What this task involves
Output all of the records exactly as written.

====== Material provided

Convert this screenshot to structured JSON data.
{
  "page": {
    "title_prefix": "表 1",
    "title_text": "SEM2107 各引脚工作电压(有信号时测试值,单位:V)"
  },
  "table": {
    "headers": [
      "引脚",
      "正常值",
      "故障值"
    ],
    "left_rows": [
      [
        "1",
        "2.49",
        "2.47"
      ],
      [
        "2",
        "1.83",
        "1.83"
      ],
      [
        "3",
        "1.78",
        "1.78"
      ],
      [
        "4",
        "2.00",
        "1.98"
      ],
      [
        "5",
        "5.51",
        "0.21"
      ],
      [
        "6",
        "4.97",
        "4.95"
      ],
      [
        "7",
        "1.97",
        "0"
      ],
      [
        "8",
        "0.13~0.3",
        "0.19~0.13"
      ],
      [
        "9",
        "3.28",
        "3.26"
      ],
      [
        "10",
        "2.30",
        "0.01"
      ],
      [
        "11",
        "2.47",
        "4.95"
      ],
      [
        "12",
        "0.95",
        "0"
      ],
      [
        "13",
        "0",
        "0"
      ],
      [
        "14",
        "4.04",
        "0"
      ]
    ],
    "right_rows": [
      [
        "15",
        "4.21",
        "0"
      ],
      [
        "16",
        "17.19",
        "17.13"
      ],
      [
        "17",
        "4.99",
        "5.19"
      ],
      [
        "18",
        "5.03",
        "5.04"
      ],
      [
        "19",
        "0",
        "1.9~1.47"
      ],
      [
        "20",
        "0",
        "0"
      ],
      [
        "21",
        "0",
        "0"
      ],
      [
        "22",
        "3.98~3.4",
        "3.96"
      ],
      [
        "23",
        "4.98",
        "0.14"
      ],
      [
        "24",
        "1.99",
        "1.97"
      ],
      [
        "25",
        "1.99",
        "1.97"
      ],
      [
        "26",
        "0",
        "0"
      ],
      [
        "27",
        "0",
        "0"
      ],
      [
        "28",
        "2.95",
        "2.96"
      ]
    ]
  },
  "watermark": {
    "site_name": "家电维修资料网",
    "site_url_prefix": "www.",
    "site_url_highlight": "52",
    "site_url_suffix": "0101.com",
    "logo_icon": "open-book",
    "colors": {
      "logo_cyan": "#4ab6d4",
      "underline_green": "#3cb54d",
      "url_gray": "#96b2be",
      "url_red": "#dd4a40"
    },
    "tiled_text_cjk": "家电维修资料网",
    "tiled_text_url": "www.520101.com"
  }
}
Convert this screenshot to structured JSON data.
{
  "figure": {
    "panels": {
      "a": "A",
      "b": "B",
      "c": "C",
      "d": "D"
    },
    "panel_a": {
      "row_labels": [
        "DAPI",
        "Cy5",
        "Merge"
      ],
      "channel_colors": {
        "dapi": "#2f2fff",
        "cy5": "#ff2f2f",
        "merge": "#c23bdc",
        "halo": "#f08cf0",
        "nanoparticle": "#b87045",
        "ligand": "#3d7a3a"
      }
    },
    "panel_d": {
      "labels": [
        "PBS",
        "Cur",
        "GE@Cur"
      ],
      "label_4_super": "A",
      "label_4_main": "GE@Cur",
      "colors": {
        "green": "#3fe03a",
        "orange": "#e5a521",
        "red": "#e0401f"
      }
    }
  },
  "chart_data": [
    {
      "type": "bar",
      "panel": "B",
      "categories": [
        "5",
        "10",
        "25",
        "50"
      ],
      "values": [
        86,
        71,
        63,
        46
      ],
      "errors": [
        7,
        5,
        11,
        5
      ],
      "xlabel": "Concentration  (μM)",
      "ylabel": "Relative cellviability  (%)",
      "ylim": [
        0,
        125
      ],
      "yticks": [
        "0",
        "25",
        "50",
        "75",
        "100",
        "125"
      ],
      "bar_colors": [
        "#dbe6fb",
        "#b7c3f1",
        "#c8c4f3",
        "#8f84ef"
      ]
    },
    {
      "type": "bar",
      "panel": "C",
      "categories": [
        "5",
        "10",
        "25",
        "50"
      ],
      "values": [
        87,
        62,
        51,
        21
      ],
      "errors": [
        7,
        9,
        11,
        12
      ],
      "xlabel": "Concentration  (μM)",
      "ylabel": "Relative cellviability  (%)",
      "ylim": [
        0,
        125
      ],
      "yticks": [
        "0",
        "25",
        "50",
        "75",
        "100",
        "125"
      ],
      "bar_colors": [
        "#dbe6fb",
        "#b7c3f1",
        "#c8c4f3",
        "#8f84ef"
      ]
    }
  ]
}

============

The result
Convert this screenshot to structured JSON data.
{
  "page": {
    "title_prefix": "表 1",
    "title_text": "SEM2107 各引脚工作电压(有信号时测试值,单位:V)"
  },
  "table": {
    "headers": [
      "引脚",
      "正常值",
      "故障值"
    ],
    "left_rows": [
      [
        "1",
        "2.49",
        "2.47"
      ],
      [
        "2",
        "1.83",
        "1.83"
      ],
      [
        "3",
        "1.78",
        "1.78"
      ],
      [
        "4",
        "2.00",
        "1.98"
      ],
      [
        "5",
        "5.51",
        "0.21"
      ],
      [
        "6",
        "4.97",
        "4.95"
      ],
      [
        "7",
        "1.97",
        "0"
      ],
      [
        "8",
        "0.13~0.3",
        "0.19~0.13"
      ],
      [
        "9",
        "3.28",
        "3.26"
      ],
      [
        "10",
        "2.30",
        "0.01"
      ],
      [
        "11",
        "2.47",
        "4.95"
      ],
      [
        "12",
        "0.95",
        "0"
      ],
      [
        "13",
        "0",
        "0"
      ],
      [
        "14",
        "4.04",
        "0"
      ]
    ],
    "right_rows": [
      [
        "15",
        "4.21",
        "0"
      ],
      [
        "16",
        "17.19",
        "17.13"
      ],
      [
        "17",
        "4.99",
        "5.19"
      ],
      [
        "18",
        "5.03",
        "5.04"
      ],
      [
        "19",
        "0",
        "1.9~1.47"
      ],
      [
        "20",
        "0",
        "0"
      ],
      [
        "21",
        "0",
        "0"
      ],
      [
        "22",
        "3.98~3.4",
        "3.96"
      ],
      [
        "23",
        "4.98",
        "0.14"
      ],
      [
        "24",
        "1.99",
        "1.97"
      ],
      [
        "25",
        "1.99",
        "1.97"
      ],
      [
        "26",
        "0",
        "0"
      ],
      [
        "27",
        "0",
        "0"
      ],
      [
        "28",
        "2.95",
        "2.96"
      ]
    ]
  },
  "watermark": {
    "site_name": "家电维修资料网",
    "site_url_prefix": "www.",
    "site_url_highlight": "52",
    "site_url_suffix": "0101.com",
    "logo_icon": "open-book",
    "colors": {
      "logo_cyan": "#4ab6d4",
      "underline_green": "#3cb54d",
      "url_gray": "#96b2be",
      "url_red": "#dd4a40"
    },
    "tiled_text_cjk": "家电维修资料网",
    "tiled_text_url": "www.520101.com"
  }
}
Convert this screenshot to structured JSON data.
{
  "figure": {
    "panels": {
      "a": "A",
      "b": "B",
      "c": "C",
      "d": "D"
    },
    "panel_a": {
      "row_labels": [
        "DAPI",
        "Cy5",
        "Merge"
      ],
      "channel_colors": {
        "dapi": "#2f2fff",
        "cy5": "#ff2f2f",
        "merge": "#c23bdc",
        "halo": "#f08cf0",
        "nanoparticle": "#b87045",
        "ligand": "#3d7a3a"
      }
    },
    "panel_d": {
      "labels": [
        "PBS",
        "Cur",
        "GE@Cur"
      ],
      "label_4_super": "A",
      "label_4_main": "GE@Cur",
      "colors": {
        "green": "#3fe03a",
        "orange": "#e5a521",
        "red": "#e0401f"
      }
    }
  },
  "chart_data": [
    {
      "type": "bar",
      "panel": "B",
      "categories": [
        "5",
        "10",
        "25",
        "50"
      ],
      "values": [
        86,
        71,
        63,
        46
      ],
      "errors": [
        7,
        5,
        11,
        5
      ],
      "xlabel": "Concentration  (μM)",
      "ylabel": "Relative cellviability  (%)",
      "ylim": [
        0,
        125
      ],
      "yticks": [
        "0",
        "25",
        "50",
        "75",
        "100",
        "125"
      ],
      "bar_colors": [
        "#dbe6fb",
        "#b7c3f1",
        "#c8c4f3",
        "#8f84ef"
      ]
    },
    {
      "type": "bar",
      "panel": "C",
      "categories": [
        "5",
        "10",
        "25",
        "50"
      ],
      "values": [
        87,
        62,
        51,
        21
      ],
      "errors": [
        7,
        9,
        11,
        12
      ],
      "xlabel": "Concentration  (μM)",
      "ylabel": "Relative cellviability  (%)",
      "ylim": [
        0,
        125
      ],
      "yticks": [
        "0",
        "25",
        "50",
        "75",
        "100",
        "125"
      ],
      "bar_colors": [
        "#dbe6fb",
        "#b7c3f1",
        "#c8c4f3",
        "#8f84ef"
      ]
    }
  ]
}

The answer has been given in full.